WORK INSTRUCTIONS:
Copy each of the entries below faithfully, setting aside any pictures.

GIVEN DATA:

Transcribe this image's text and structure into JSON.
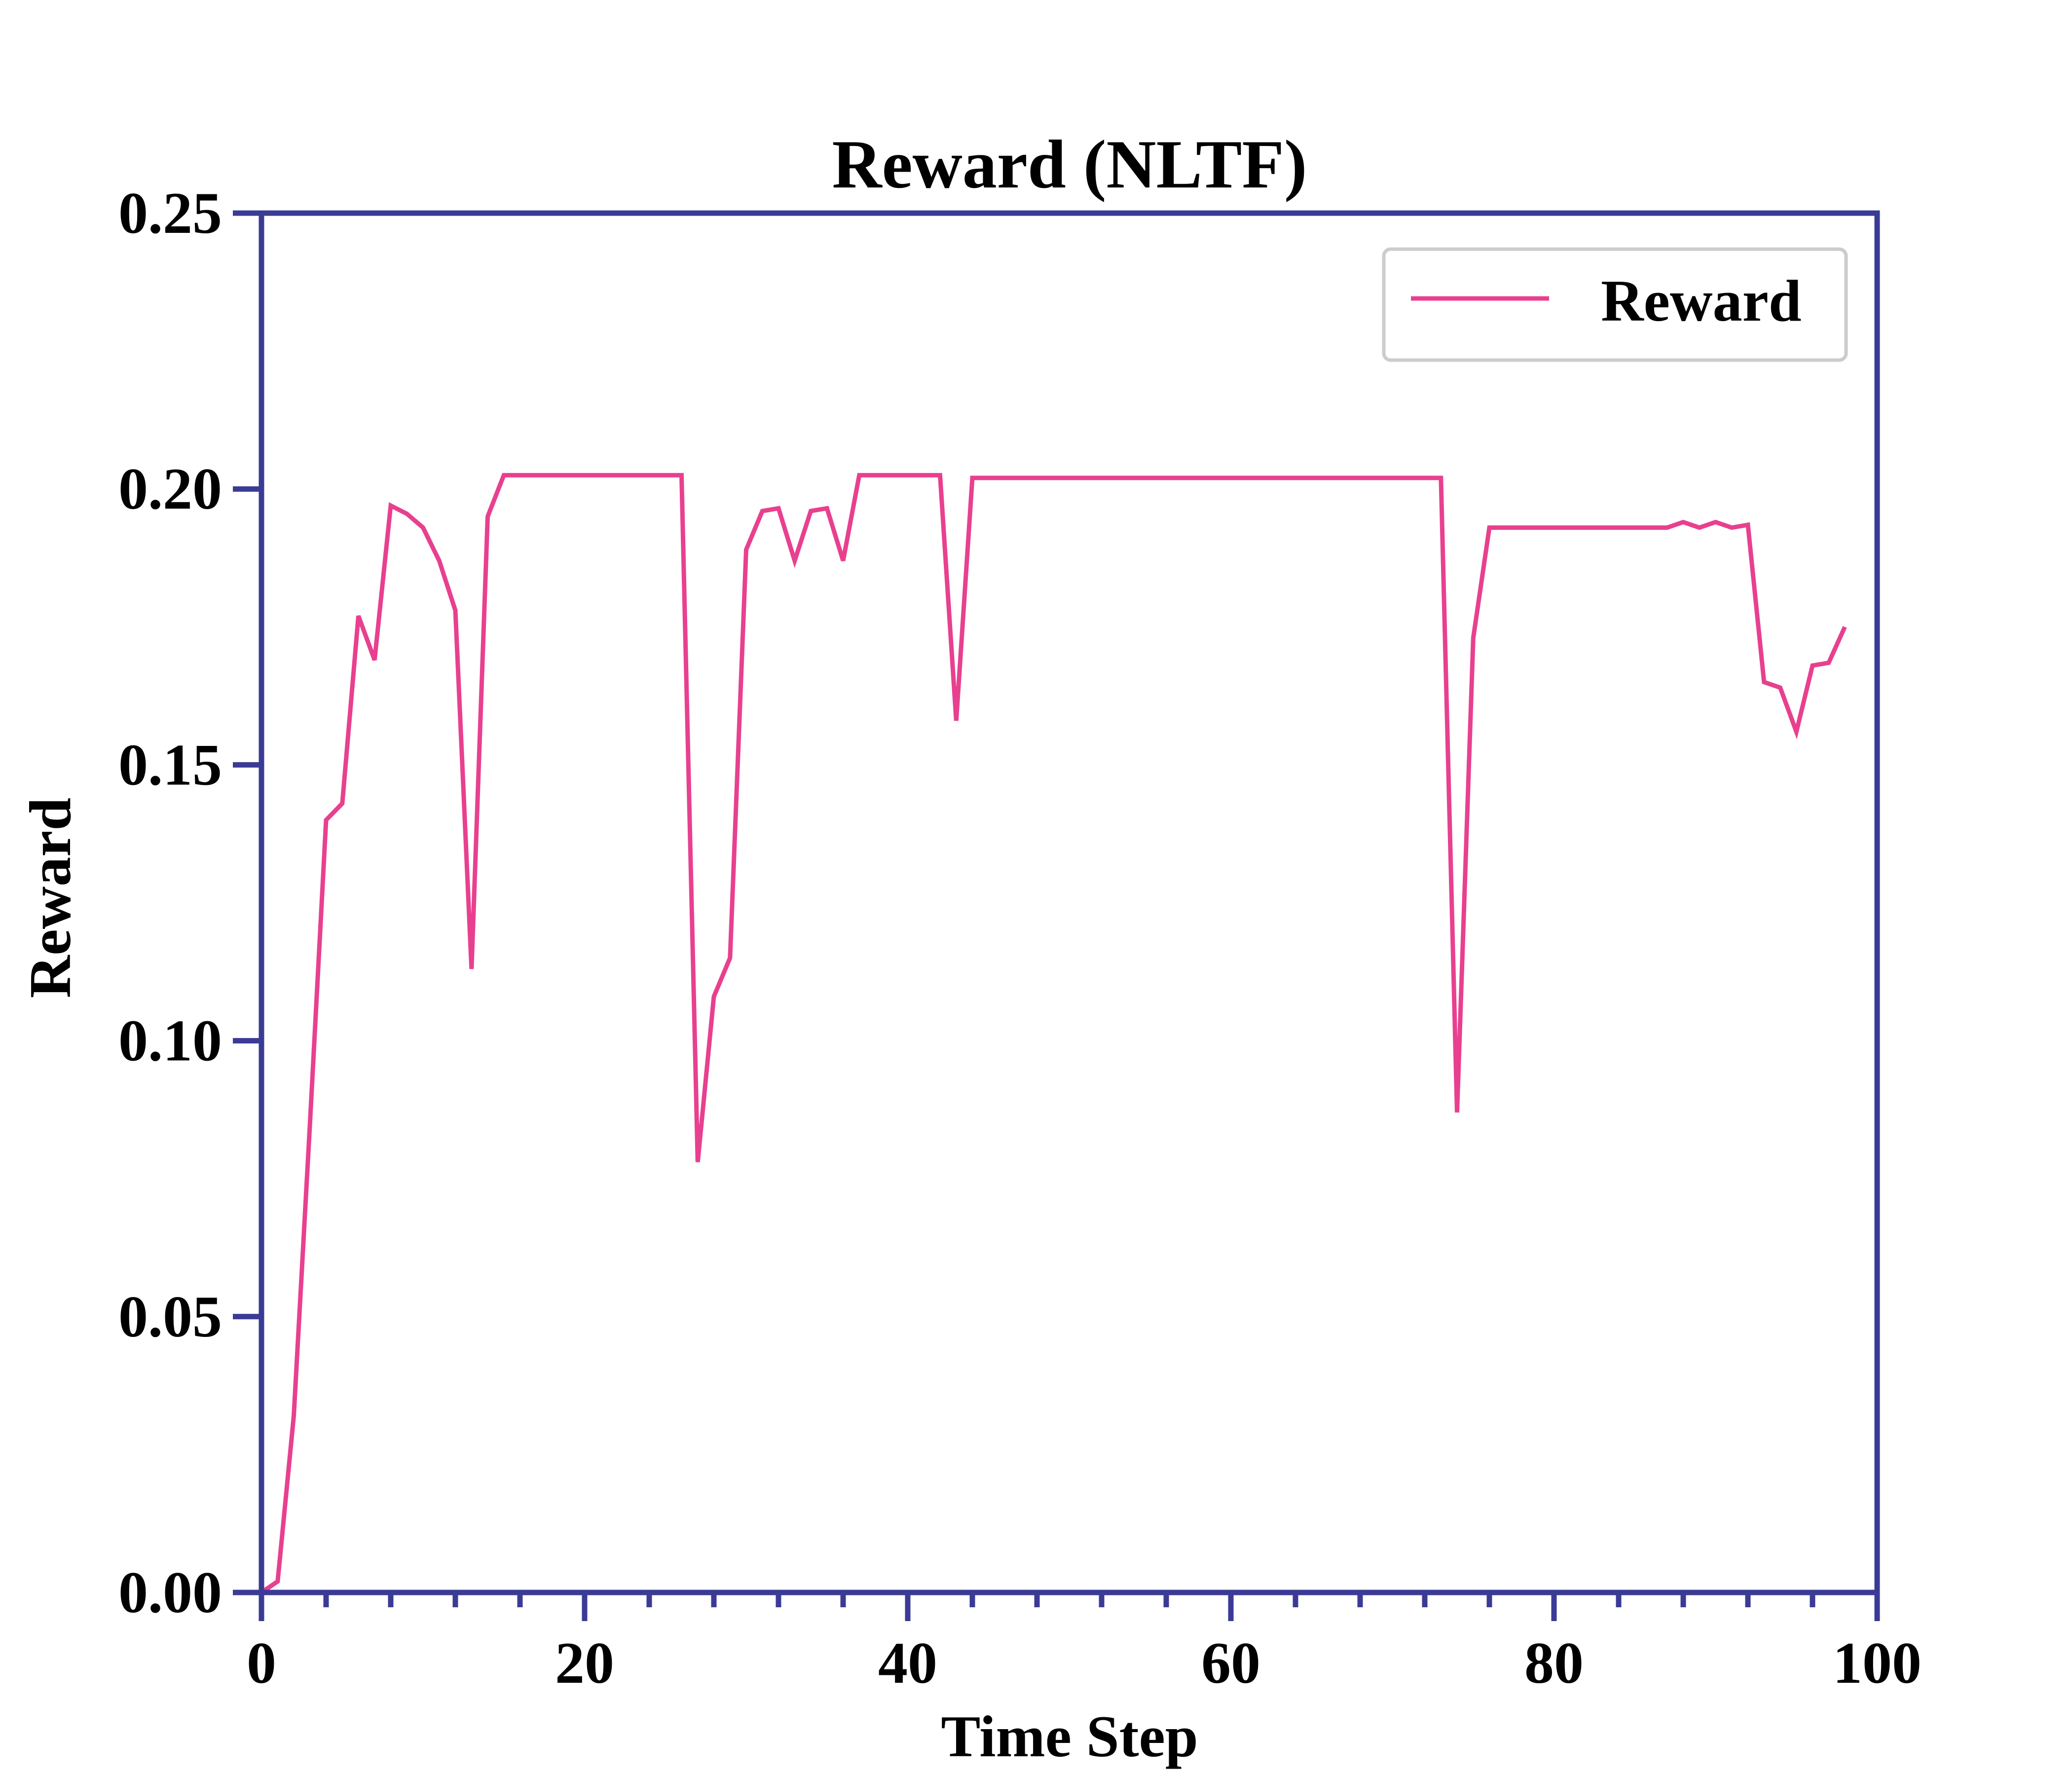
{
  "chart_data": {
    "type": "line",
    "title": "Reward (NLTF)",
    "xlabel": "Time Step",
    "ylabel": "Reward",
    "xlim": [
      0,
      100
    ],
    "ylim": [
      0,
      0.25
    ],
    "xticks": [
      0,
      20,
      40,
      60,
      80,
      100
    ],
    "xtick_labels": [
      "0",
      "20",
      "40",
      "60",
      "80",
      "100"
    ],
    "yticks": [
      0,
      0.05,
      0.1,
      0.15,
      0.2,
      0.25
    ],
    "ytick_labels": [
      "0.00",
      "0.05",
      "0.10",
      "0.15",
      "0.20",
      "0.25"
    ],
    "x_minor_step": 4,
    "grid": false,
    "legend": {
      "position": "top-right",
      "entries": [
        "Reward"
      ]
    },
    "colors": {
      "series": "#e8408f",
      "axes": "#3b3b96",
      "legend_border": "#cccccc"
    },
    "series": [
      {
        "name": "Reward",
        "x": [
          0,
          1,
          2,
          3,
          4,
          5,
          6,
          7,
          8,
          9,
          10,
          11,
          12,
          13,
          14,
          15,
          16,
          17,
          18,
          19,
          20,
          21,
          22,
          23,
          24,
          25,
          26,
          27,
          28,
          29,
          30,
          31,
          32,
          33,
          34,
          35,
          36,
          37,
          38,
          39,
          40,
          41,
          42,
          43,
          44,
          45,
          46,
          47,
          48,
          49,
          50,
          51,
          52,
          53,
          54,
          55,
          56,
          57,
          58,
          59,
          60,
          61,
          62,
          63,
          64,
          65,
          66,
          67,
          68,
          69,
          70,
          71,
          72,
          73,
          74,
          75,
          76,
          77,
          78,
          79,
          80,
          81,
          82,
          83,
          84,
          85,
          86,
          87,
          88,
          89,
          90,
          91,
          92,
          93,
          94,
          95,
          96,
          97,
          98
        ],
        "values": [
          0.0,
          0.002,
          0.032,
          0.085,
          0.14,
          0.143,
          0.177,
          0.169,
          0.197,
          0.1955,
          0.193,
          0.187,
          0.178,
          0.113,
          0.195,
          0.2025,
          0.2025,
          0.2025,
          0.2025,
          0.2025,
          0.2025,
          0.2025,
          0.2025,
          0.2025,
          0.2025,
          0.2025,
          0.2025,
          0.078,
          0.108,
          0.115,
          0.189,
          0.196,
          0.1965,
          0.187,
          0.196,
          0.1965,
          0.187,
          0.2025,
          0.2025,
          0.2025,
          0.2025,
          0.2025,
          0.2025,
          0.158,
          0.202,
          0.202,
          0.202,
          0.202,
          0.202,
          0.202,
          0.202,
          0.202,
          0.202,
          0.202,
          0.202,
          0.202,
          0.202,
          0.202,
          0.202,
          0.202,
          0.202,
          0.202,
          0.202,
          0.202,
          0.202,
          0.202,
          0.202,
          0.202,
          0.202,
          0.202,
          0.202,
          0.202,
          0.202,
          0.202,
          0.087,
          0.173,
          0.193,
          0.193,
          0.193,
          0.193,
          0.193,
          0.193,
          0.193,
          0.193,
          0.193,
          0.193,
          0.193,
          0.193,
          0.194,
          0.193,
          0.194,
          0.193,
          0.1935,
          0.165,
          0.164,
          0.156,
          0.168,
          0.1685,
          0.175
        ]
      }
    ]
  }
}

REPLY TO THE TASK:
Transcribe this image's text and structure into JSON.
{
  "chart_data": {
    "type": "line",
    "title": "Reward (NLTF)",
    "xlabel": "Time Step",
    "ylabel": "Reward",
    "xlim": [
      0,
      100
    ],
    "ylim": [
      0,
      0.25
    ],
    "xticks": [
      0,
      20,
      40,
      60,
      80,
      100
    ],
    "xtick_labels": [
      "0",
      "20",
      "40",
      "60",
      "80",
      "100"
    ],
    "yticks": [
      0,
      0.05,
      0.1,
      0.15,
      0.2,
      0.25
    ],
    "ytick_labels": [
      "0.00",
      "0.05",
      "0.10",
      "0.15",
      "0.20",
      "0.25"
    ],
    "x_minor_step": 4,
    "grid": false,
    "legend": {
      "position": "top-right",
      "entries": [
        "Reward"
      ]
    },
    "colors": {
      "series": "#e8408f",
      "axes": "#3b3b96",
      "legend_border": "#cccccc"
    },
    "series": [
      {
        "name": "Reward",
        "x": [
          0,
          1,
          2,
          3,
          4,
          5,
          6,
          7,
          8,
          9,
          10,
          11,
          12,
          13,
          14,
          15,
          16,
          17,
          18,
          19,
          20,
          21,
          22,
          23,
          24,
          25,
          26,
          27,
          28,
          29,
          30,
          31,
          32,
          33,
          34,
          35,
          36,
          37,
          38,
          39,
          40,
          41,
          42,
          43,
          44,
          45,
          46,
          47,
          48,
          49,
          50,
          51,
          52,
          53,
          54,
          55,
          56,
          57,
          58,
          59,
          60,
          61,
          62,
          63,
          64,
          65,
          66,
          67,
          68,
          69,
          70,
          71,
          72,
          73,
          74,
          75,
          76,
          77,
          78,
          79,
          80,
          81,
          82,
          83,
          84,
          85,
          86,
          87,
          88,
          89,
          90,
          91,
          92,
          93,
          94,
          95,
          96,
          97,
          98
        ],
        "values": [
          0.0,
          0.002,
          0.032,
          0.085,
          0.14,
          0.143,
          0.177,
          0.169,
          0.197,
          0.1955,
          0.193,
          0.187,
          0.178,
          0.113,
          0.195,
          0.2025,
          0.2025,
          0.2025,
          0.2025,
          0.2025,
          0.2025,
          0.2025,
          0.2025,
          0.2025,
          0.2025,
          0.2025,
          0.2025,
          0.078,
          0.108,
          0.115,
          0.189,
          0.196,
          0.1965,
          0.187,
          0.196,
          0.1965,
          0.187,
          0.2025,
          0.2025,
          0.2025,
          0.2025,
          0.2025,
          0.2025,
          0.158,
          0.202,
          0.202,
          0.202,
          0.202,
          0.202,
          0.202,
          0.202,
          0.202,
          0.202,
          0.202,
          0.202,
          0.202,
          0.202,
          0.202,
          0.202,
          0.202,
          0.202,
          0.202,
          0.202,
          0.202,
          0.202,
          0.202,
          0.202,
          0.202,
          0.202,
          0.202,
          0.202,
          0.202,
          0.202,
          0.202,
          0.087,
          0.173,
          0.193,
          0.193,
          0.193,
          0.193,
          0.193,
          0.193,
          0.193,
          0.193,
          0.193,
          0.193,
          0.193,
          0.193,
          0.194,
          0.193,
          0.194,
          0.193,
          0.1935,
          0.165,
          0.164,
          0.156,
          0.168,
          0.1685,
          0.175
        ]
      }
    ]
  }
}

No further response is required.